* **Objective**:
Return each line containing "собственную".

* **Data for this exercise**:
::::

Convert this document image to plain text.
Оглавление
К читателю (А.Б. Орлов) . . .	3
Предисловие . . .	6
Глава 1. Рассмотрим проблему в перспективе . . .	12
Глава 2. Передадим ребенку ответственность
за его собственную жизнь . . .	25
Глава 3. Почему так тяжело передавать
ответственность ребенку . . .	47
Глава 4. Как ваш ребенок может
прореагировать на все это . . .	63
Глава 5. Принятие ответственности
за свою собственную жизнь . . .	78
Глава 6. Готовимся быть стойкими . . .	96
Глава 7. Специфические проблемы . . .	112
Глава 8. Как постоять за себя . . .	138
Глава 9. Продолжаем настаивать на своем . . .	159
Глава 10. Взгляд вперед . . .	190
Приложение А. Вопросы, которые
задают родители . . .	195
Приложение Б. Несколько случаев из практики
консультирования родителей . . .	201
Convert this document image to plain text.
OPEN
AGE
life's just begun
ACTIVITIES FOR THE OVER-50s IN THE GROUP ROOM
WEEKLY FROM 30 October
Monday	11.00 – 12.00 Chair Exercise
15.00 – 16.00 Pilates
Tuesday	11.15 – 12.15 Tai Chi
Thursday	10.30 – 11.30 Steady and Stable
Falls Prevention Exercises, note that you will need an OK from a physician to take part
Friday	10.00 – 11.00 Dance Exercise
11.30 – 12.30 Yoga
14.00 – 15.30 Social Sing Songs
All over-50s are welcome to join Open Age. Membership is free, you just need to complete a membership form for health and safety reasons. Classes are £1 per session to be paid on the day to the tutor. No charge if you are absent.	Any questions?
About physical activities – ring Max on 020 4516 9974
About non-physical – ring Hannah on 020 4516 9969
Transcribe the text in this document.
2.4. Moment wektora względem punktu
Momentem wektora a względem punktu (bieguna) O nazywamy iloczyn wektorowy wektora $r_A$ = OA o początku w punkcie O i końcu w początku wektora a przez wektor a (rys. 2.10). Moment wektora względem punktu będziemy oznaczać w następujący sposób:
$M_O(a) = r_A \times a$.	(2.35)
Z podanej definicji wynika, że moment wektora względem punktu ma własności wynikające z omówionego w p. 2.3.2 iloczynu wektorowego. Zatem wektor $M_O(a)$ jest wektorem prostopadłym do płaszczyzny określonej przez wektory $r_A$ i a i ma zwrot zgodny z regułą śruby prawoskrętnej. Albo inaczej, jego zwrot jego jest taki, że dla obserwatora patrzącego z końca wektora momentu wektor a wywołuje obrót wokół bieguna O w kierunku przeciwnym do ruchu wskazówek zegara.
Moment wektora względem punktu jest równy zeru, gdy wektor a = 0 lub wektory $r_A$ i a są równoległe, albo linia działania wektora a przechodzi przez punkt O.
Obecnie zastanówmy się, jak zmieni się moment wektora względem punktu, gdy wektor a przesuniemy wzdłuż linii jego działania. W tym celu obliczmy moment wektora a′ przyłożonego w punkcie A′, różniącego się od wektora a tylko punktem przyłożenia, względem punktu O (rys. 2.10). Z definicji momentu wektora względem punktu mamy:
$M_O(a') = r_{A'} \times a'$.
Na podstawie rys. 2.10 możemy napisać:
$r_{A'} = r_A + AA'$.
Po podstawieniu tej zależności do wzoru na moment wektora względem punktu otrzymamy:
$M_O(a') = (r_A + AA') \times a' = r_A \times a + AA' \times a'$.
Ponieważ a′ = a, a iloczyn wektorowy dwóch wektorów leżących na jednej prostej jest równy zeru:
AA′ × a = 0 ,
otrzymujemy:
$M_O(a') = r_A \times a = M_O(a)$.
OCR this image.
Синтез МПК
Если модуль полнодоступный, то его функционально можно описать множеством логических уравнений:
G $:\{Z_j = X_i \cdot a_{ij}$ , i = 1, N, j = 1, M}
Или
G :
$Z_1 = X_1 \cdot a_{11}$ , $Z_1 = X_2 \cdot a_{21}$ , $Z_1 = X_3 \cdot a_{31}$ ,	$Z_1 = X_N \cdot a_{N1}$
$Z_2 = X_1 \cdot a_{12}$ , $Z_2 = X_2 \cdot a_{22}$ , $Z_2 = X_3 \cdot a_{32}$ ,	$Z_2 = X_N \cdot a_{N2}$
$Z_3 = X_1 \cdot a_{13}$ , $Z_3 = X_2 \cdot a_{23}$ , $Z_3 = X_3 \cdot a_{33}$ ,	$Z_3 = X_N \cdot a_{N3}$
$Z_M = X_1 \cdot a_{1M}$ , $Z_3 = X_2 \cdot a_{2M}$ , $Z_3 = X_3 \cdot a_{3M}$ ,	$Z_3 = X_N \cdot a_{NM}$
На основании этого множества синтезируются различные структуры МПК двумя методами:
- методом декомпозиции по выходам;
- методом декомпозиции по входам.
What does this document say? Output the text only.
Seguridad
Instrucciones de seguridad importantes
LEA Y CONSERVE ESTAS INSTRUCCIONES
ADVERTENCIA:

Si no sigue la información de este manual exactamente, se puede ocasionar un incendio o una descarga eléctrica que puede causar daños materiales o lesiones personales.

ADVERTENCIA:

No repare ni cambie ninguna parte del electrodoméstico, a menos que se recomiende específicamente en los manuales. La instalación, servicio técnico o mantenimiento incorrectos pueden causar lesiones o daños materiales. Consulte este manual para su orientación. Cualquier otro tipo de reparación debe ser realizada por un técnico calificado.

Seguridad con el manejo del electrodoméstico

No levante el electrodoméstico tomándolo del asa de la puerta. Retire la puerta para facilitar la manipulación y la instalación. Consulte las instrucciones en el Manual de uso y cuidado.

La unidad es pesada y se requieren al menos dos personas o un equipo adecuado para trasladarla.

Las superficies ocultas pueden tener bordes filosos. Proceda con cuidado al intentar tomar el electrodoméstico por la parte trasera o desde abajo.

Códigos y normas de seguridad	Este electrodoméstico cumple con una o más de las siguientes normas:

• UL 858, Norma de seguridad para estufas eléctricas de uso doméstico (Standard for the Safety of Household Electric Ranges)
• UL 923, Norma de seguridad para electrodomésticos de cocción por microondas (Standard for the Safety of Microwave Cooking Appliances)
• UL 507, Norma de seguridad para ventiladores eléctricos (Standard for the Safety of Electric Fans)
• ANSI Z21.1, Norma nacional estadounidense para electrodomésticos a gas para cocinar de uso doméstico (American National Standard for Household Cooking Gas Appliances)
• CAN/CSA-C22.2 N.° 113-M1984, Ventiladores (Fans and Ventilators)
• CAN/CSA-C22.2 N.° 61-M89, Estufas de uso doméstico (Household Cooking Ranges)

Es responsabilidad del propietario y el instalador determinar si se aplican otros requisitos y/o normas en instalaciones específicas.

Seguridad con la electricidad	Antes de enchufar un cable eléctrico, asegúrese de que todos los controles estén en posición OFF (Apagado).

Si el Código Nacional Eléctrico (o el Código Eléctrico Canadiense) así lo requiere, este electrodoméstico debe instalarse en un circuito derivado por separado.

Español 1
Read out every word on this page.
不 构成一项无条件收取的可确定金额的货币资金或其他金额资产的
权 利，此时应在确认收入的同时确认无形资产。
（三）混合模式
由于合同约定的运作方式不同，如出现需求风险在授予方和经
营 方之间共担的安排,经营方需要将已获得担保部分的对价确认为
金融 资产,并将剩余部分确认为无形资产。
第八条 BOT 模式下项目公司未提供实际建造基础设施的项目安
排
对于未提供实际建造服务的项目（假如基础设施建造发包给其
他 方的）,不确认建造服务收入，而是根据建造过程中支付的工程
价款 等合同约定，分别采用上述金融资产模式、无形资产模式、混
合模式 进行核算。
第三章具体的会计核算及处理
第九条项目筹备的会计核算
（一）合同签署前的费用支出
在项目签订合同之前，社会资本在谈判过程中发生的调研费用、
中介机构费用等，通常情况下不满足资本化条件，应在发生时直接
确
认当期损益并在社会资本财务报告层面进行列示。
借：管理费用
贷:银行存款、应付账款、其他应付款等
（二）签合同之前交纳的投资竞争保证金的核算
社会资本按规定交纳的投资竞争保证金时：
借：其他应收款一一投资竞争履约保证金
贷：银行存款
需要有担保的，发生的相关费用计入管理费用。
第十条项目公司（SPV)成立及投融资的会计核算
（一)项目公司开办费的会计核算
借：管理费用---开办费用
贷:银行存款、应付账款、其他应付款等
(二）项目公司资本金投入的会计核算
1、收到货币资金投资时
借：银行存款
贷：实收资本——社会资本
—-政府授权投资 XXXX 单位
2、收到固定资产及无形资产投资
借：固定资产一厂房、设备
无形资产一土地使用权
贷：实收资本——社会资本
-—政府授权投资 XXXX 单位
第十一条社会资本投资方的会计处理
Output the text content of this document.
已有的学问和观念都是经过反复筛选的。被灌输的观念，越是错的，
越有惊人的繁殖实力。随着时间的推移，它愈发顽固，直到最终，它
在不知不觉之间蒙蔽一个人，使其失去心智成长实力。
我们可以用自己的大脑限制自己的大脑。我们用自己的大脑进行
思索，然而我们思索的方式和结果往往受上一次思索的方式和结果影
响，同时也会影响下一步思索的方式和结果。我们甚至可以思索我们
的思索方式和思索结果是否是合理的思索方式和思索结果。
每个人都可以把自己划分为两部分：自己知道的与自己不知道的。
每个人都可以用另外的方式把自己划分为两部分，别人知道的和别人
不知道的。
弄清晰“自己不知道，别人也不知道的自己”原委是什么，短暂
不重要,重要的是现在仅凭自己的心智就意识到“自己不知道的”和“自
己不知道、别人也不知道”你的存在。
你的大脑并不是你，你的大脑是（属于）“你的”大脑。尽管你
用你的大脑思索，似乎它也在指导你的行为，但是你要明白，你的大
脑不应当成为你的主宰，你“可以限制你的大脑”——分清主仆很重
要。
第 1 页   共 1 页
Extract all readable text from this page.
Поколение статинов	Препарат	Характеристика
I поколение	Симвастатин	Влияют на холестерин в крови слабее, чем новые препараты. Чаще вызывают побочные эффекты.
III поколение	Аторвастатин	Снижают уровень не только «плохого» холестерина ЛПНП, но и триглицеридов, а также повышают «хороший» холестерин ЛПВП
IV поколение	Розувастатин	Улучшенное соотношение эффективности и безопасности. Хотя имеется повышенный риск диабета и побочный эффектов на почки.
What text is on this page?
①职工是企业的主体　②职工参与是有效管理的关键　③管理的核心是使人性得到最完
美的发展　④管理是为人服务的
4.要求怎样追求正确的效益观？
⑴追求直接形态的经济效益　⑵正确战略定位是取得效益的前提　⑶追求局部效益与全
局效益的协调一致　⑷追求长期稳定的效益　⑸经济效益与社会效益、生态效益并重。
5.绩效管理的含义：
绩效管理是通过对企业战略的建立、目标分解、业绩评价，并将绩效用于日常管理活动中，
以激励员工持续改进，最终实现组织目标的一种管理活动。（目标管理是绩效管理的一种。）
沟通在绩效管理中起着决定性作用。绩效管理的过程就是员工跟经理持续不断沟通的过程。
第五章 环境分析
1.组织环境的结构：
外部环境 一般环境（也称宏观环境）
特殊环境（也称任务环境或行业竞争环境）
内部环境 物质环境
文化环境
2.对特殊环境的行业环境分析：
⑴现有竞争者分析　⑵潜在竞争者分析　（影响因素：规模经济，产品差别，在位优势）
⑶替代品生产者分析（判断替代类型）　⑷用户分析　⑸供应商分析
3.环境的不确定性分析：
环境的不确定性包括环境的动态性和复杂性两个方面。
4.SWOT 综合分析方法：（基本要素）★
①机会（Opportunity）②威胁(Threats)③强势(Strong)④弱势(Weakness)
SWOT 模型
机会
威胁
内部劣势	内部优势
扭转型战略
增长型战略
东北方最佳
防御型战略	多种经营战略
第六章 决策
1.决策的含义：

::::

* **Worked answer**:
за его собственную жизнь . . .	25
за свою собственную жизнь . . .	78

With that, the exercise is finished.